# What to work on
Where a line holds the word "ylabel", copy that line.

──────── Dataset content

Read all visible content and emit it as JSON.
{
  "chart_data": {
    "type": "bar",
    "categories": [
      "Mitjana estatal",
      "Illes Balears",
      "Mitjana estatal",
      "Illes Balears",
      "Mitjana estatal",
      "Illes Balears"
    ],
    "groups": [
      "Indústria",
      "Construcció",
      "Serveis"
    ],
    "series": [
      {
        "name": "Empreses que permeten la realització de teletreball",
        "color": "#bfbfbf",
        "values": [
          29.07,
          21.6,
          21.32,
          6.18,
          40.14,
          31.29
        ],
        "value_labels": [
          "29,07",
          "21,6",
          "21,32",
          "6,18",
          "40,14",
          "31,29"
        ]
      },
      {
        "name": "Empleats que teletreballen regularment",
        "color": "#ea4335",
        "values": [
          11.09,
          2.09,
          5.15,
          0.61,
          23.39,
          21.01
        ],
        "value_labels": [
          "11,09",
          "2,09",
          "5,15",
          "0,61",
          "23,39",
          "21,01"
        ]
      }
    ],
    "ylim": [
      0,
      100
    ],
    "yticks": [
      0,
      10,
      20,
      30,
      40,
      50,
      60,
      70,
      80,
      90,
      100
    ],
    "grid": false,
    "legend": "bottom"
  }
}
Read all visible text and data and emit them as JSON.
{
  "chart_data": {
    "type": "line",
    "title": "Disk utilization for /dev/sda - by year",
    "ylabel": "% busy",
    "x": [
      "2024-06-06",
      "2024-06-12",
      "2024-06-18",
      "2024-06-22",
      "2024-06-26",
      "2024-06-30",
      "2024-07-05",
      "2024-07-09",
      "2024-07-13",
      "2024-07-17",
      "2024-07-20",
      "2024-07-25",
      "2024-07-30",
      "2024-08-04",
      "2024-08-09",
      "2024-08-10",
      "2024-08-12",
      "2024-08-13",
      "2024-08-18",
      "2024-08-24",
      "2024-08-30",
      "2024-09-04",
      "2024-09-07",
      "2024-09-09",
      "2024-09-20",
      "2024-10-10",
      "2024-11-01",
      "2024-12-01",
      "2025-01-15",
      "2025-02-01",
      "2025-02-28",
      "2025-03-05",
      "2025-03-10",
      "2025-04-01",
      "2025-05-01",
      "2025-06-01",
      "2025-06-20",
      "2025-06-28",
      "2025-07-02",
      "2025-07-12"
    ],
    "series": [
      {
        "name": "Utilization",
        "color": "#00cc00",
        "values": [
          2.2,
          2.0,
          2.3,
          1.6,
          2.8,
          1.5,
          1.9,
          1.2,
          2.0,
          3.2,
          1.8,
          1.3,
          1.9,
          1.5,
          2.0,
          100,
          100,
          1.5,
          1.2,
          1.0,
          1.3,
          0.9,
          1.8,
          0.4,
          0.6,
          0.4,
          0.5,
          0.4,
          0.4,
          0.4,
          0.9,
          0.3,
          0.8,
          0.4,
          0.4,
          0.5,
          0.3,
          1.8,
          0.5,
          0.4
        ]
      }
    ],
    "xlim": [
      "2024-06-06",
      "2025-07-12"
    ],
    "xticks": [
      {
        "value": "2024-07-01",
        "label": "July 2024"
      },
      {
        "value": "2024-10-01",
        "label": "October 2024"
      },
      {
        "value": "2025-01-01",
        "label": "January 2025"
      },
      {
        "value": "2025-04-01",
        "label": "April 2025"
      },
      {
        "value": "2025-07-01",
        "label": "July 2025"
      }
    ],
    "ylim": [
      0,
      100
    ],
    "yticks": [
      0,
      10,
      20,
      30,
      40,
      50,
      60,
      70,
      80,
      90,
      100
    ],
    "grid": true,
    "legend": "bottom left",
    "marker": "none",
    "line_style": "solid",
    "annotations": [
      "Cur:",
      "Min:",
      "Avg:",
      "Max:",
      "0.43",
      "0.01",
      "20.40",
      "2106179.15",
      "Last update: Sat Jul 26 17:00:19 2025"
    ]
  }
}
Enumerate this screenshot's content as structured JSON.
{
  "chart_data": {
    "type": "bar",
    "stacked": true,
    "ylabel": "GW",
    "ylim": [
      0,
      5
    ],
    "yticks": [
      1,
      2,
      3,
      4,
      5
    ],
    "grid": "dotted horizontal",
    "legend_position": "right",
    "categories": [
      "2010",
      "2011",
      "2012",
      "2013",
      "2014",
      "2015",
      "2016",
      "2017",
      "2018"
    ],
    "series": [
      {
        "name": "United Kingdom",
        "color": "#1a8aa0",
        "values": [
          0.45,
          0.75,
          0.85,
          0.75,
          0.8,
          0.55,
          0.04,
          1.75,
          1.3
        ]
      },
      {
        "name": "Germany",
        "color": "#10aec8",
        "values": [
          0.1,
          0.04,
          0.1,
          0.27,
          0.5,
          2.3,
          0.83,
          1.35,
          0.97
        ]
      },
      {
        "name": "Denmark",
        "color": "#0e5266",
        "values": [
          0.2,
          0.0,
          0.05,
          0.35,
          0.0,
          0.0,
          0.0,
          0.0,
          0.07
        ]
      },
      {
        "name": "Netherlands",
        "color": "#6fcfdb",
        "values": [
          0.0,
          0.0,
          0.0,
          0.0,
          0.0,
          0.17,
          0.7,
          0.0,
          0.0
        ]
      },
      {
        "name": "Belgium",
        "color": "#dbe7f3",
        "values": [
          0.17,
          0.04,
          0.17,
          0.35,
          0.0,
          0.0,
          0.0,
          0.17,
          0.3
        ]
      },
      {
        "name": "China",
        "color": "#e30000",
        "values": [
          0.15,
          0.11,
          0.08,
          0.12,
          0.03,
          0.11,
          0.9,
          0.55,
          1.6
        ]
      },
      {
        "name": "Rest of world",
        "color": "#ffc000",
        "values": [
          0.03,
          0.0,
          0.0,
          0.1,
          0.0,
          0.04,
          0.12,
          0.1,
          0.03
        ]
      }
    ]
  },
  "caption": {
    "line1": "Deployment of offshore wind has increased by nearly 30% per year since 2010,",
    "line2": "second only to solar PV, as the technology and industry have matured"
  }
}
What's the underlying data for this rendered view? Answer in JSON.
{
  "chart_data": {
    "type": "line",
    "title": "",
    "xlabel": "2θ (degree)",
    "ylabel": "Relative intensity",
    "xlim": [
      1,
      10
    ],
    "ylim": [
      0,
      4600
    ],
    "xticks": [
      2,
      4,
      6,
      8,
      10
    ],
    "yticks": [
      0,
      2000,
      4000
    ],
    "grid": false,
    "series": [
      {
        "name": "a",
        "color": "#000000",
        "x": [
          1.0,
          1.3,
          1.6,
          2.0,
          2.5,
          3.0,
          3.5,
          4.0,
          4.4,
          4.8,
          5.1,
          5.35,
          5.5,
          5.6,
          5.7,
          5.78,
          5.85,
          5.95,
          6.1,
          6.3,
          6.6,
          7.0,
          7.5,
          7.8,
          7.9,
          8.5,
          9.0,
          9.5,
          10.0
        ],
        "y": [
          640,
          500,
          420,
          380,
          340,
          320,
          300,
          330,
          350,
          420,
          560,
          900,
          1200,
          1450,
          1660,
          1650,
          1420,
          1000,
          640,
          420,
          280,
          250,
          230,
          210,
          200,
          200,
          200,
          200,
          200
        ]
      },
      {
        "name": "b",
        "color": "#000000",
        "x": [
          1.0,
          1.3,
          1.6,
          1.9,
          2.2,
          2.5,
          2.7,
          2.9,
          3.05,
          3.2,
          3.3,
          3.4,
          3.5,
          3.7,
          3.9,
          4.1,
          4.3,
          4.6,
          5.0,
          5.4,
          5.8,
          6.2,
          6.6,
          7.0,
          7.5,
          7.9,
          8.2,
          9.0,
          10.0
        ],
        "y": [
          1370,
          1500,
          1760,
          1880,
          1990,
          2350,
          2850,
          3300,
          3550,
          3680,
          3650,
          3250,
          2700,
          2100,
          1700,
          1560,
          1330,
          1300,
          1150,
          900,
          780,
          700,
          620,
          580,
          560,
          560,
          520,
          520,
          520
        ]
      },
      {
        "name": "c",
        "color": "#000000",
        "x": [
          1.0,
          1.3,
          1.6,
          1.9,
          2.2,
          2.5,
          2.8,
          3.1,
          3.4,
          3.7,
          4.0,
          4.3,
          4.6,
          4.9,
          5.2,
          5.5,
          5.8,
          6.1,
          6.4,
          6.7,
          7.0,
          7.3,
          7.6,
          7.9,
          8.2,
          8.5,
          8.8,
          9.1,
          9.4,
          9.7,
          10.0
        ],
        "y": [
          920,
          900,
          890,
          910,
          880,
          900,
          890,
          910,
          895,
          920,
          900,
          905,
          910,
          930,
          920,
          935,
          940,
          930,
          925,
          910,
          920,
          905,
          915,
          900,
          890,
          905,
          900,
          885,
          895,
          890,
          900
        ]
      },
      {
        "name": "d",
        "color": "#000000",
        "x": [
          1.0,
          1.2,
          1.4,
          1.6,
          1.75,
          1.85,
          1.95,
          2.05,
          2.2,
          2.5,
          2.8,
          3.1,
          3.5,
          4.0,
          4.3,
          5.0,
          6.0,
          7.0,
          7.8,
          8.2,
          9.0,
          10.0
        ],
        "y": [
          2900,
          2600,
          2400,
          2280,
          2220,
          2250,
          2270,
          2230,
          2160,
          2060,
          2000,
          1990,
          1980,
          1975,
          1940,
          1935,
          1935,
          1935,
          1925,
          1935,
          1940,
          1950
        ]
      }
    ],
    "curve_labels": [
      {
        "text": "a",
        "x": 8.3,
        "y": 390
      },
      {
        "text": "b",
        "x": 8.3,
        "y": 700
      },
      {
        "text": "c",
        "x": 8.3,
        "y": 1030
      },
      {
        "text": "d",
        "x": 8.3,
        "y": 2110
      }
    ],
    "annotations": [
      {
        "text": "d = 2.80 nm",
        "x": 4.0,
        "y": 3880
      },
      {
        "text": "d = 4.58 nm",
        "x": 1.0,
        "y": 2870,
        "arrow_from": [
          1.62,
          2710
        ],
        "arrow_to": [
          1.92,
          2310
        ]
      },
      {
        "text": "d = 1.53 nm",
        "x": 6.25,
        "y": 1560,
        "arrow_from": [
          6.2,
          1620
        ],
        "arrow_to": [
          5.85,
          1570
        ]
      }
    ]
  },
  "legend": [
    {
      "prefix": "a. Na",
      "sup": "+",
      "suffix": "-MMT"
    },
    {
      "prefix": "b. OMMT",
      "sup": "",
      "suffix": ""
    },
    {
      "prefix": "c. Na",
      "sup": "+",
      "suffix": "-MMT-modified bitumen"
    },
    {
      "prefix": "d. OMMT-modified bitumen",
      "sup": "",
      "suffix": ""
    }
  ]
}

────────────────

# Full response
    "ylabel": "% busy",
    "ylabel": "GW",
    "ylabel": "Relative intensity",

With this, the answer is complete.